PAGE:
Saturday, 23 April 2011

Thoughts on 'The Picture of Dorian Gray' by Oscar Wilde

Ordinarily, when I finish a book, I post in my usual 'review' format. But how do you review a book that is not only extremely well known but extremely popular? I'm sure you don't need me to tell you that this book is worthy of your time - that much should by now be a given.

I loved this book as much as I had hoped I would and happily add my small voice to the cacophony of recommendations.

Since having finished the book, I learned that the version read today is different to that originally published - Wilde was criticised for the 'homoerotic overtones' of his work and apparently plugged in an extra six chapters in an effort not to shroud the overtones but make them relevant. "Provide background" is, I think, how it was referred to. I agree with Wilde's preface though:
"Those who find ugly meanings in beautiful things are corrupt without being charming. This is a fault...

There is no such thing as a moral or immoral book. Books are well written, or badly written. That is all
"

EXTRACTED DATA:
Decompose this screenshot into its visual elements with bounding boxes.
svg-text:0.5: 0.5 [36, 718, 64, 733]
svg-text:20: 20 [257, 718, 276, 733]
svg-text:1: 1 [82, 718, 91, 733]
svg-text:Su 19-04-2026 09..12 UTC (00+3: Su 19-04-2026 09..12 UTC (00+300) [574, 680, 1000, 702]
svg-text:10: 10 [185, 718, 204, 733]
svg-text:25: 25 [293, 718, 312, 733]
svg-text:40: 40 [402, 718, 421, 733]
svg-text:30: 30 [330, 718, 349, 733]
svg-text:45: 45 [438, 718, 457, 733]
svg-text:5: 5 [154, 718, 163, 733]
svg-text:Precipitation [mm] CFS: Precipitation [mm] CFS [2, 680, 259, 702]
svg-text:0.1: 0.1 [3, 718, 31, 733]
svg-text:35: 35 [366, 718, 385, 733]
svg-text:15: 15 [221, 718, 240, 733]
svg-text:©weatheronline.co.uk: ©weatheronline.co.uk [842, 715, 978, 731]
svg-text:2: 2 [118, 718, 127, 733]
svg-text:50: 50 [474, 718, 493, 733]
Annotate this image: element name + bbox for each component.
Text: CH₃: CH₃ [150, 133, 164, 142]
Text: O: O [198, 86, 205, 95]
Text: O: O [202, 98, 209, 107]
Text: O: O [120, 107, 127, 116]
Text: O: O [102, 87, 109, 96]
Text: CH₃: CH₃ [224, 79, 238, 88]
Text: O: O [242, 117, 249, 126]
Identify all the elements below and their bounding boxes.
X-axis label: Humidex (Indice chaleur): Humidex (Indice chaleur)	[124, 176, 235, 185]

COMPLETE THE FOLLOWING:
1 > Reproduce the part of the post that opens with the words containing "Since having finished" and closes with "is a fault...".
2 > Answer these questions from the post:
(a) On what date was the post written?
(b) How many extra chapters did Wilde reportedly add to the book?
(c) According to the quoted preface, what are the only two ways a book can be written?
The records play no part in what is asked here.

SOLUTIONS TO THE EXERCISE:
1 >
Since having finished the book, I learned that the version read today is different to that originally published - Wilde was criticised for the 'homoerotic overtones' of his work and apparently plugged in an extra six chapters in an effort not to shroud the overtones but make them relevant. "Provide background" is, I think, how it was referred to. I agree with Wilde's preface though:
"Those who find ugly meanings in beautiful things are corrupt without being charming. This is a fault...

2 >
(a) Saturday, 23 April 2011
(b) Six
(c) Well written or badly written